--- begin ---
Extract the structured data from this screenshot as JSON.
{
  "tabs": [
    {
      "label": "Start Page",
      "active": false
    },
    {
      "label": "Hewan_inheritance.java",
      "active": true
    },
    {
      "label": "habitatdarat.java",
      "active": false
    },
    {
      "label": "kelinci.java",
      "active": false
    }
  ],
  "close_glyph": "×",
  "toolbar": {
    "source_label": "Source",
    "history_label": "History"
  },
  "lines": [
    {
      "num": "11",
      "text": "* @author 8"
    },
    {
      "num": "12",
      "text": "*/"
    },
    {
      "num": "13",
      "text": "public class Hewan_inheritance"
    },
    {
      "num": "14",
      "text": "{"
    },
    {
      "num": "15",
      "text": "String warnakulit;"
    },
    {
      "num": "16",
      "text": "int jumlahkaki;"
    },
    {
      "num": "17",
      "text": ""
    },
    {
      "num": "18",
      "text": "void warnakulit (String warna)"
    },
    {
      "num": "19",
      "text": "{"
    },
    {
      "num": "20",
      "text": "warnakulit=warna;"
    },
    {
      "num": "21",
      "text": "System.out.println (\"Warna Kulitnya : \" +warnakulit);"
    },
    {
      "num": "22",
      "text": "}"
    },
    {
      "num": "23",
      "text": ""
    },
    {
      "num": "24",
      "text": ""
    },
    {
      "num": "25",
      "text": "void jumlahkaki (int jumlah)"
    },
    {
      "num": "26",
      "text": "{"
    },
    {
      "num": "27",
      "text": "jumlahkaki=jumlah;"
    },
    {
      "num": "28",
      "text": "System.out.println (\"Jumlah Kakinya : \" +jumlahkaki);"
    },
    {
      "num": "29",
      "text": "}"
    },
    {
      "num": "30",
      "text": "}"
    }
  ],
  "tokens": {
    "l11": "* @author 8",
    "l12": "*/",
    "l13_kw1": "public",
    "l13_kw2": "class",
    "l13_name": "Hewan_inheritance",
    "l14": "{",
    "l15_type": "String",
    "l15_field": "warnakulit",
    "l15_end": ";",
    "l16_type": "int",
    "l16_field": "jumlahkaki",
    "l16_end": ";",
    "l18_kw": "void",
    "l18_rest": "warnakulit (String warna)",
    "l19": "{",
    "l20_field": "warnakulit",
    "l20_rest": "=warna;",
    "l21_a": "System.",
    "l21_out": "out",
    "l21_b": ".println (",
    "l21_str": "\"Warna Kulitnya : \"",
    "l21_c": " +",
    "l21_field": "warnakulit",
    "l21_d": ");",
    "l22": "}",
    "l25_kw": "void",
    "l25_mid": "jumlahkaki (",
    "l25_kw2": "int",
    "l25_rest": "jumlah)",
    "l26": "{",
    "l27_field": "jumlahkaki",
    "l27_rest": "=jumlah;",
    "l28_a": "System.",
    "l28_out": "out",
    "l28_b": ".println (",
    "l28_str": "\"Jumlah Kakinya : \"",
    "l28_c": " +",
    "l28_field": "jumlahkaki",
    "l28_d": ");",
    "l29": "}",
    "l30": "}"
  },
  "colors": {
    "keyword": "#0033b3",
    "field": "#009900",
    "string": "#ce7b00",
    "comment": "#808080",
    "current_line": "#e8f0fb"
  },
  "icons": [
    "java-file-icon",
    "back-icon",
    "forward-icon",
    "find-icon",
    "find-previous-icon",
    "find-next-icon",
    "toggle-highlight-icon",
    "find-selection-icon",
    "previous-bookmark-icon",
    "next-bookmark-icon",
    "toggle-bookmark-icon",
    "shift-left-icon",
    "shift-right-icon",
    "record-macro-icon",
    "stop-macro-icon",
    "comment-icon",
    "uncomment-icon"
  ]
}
--- end ---
* [INSTRUCTIONS TO FOLLOW]: Set down all of the records shown above once more, exactly.

* [RESULT BELOW]:
Extract the structured data from this screenshot as JSON.
{
  "tabs": [
    {
      "label": "Start Page",
      "active": false
    },
    {
      "label": "Hewan_inheritance.java",
      "active": true
    },
    {
      "label": "habitatdarat.java",
      "active": false
    },
    {
      "label": "kelinci.java",
      "active": false
    }
  ],
  "close_glyph": "×",
  "toolbar": {
    "source_label": "Source",
    "history_label": "History"
  },
  "lines": [
    {
      "num": "11",
      "text": "* @author 8"
    },
    {
      "num": "12",
      "text": "*/"
    },
    {
      "num": "13",
      "text": "public class Hewan_inheritance"
    },
    {
      "num": "14",
      "text": "{"
    },
    {
      "num": "15",
      "text": "String warnakulit;"
    },
    {
      "num": "16",
      "text": "int jumlahkaki;"
    },
    {
      "num": "17",
      "text": ""
    },
    {
      "num": "18",
      "text": "void warnakulit (String warna)"
    },
    {
      "num": "19",
      "text": "{"
    },
    {
      "num": "20",
      "text": "warnakulit=warna;"
    },
    {
      "num": "21",
      "text": "System.out.println (\"Warna Kulitnya : \" +warnakulit);"
    },
    {
      "num": "22",
      "text": "}"
    },
    {
      "num": "23",
      "text": ""
    },
    {
      "num": "24",
      "text": ""
    },
    {
      "num": "25",
      "text": "void jumlahkaki (int jumlah)"
    },
    {
      "num": "26",
      "text": "{"
    },
    {
      "num": "27",
      "text": "jumlahkaki=jumlah;"
    },
    {
      "num": "28",
      "text": "System.out.println (\"Jumlah Kakinya : \" +jumlahkaki);"
    },
    {
      "num": "29",
      "text": "}"
    },
    {
      "num": "30",
      "text": "}"
    }
  ],
  "tokens": {
    "l11": "* @author 8",
    "l12": "*/",
    "l13_kw1": "public",
    "l13_kw2": "class",
    "l13_name": "Hewan_inheritance",
    "l14": "{",
    "l15_type": "String",
    "l15_field": "warnakulit",
    "l15_end": ";",
    "l16_type": "int",
    "l16_field": "jumlahkaki",
    "l16_end": ";",
    "l18_kw": "void",
    "l18_rest": "warnakulit (String warna)",
    "l19": "{",
    "l20_field": "warnakulit",
    "l20_rest": "=warna;",
    "l21_a": "System.",
    "l21_out": "out",
    "l21_b": ".println (",
    "l21_str": "\"Warna Kulitnya : \"",
    "l21_c": " +",
    "l21_field": "warnakulit",
    "l21_d": ");",
    "l22": "}",
    "l25_kw": "void",
    "l25_mid": "jumlahkaki (",
    "l25_kw2": "int",
    "l25_rest": "jumlah)",
    "l26": "{",
    "l27_field": "jumlahkaki",
    "l27_rest": "=jumlah;",
    "l28_a": "System.",
    "l28_out": "out",
    "l28_b": ".println (",
    "l28_str": "\"Jumlah Kakinya : \"",
    "l28_c": " +",
    "l28_field": "jumlahkaki",
    "l28_d": ");",
    "l29": "}",
    "l30": "}"
  },
  "colors": {
    "keyword": "#0033b3",
    "field": "#009900",
    "string": "#ce7b00",
    "comment": "#808080",
    "current_line": "#e8f0fb"
  },
  "icons": [
    "java-file-icon",
    "back-icon",
    "forward-icon",
    "find-icon",
    "find-previous-icon",
    "find-next-icon",
    "toggle-highlight-icon",
    "find-selection-icon",
    "previous-bookmark-icon",
    "next-bookmark-icon",
    "toggle-bookmark-icon",
    "shift-left-icon",
    "shift-right-icon",
    "record-macro-icon",
    "stop-macro-icon",
    "comment-icon",
    "uncomment-icon"
  ]
}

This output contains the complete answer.